• Stated exercise:
Return every line of the records below verbatim, with no pictures in the copy.
○ ○ ○
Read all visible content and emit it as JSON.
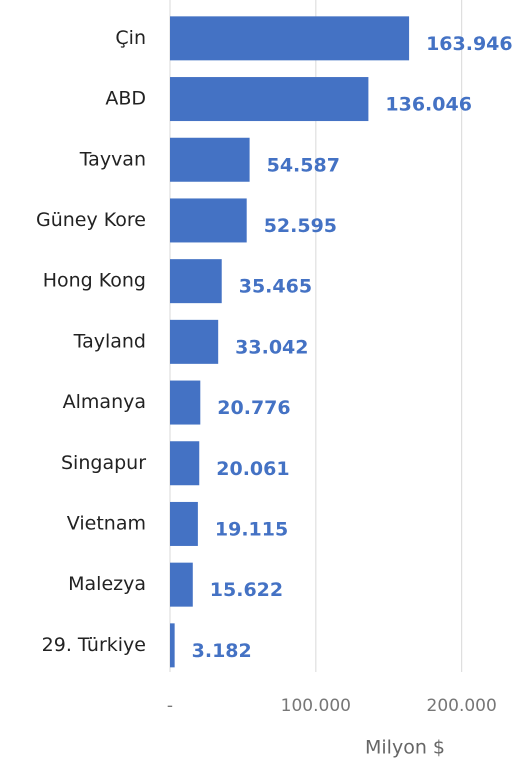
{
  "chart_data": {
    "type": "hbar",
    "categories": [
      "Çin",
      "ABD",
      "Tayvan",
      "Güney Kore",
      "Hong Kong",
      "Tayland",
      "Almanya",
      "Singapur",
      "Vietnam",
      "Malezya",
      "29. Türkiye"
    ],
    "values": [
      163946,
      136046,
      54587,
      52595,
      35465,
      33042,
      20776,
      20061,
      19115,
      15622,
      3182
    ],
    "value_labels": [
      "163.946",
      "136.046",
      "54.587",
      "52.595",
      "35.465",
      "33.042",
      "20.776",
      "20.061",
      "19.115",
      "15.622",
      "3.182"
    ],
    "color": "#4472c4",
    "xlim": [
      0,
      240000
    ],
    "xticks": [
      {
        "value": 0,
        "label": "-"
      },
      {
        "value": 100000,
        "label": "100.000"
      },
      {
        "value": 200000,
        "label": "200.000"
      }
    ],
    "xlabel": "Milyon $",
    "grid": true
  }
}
○ ○ ○
• Answer to the task:
Read all visible content and emit it as JSON.
{
  "chart_data": {
    "type": "hbar",
    "categories": [
      "Çin",
      "ABD",
      "Tayvan",
      "Güney Kore",
      "Hong Kong",
      "Tayland",
      "Almanya",
      "Singapur",
      "Vietnam",
      "Malezya",
      "29. Türkiye"
    ],
    "values": [
      163946,
      136046,
      54587,
      52595,
      35465,
      33042,
      20776,
      20061,
      19115,
      15622,
      3182
    ],
    "value_labels": [
      "163.946",
      "136.046",
      "54.587",
      "52.595",
      "35.465",
      "33.042",
      "20.776",
      "20.061",
      "19.115",
      "15.622",
      "3.182"
    ],
    "color": "#4472c4",
    "xlim": [
      0,
      240000
    ],
    "xticks": [
      {
        "value": 0,
        "label": "-"
      },
      {
        "value": 100000,
        "label": "100.000"
      },
      {
        "value": 200000,
        "label": "200.000"
      }
    ],
    "xlabel": "Milyon $",
    "grid": true
  }
}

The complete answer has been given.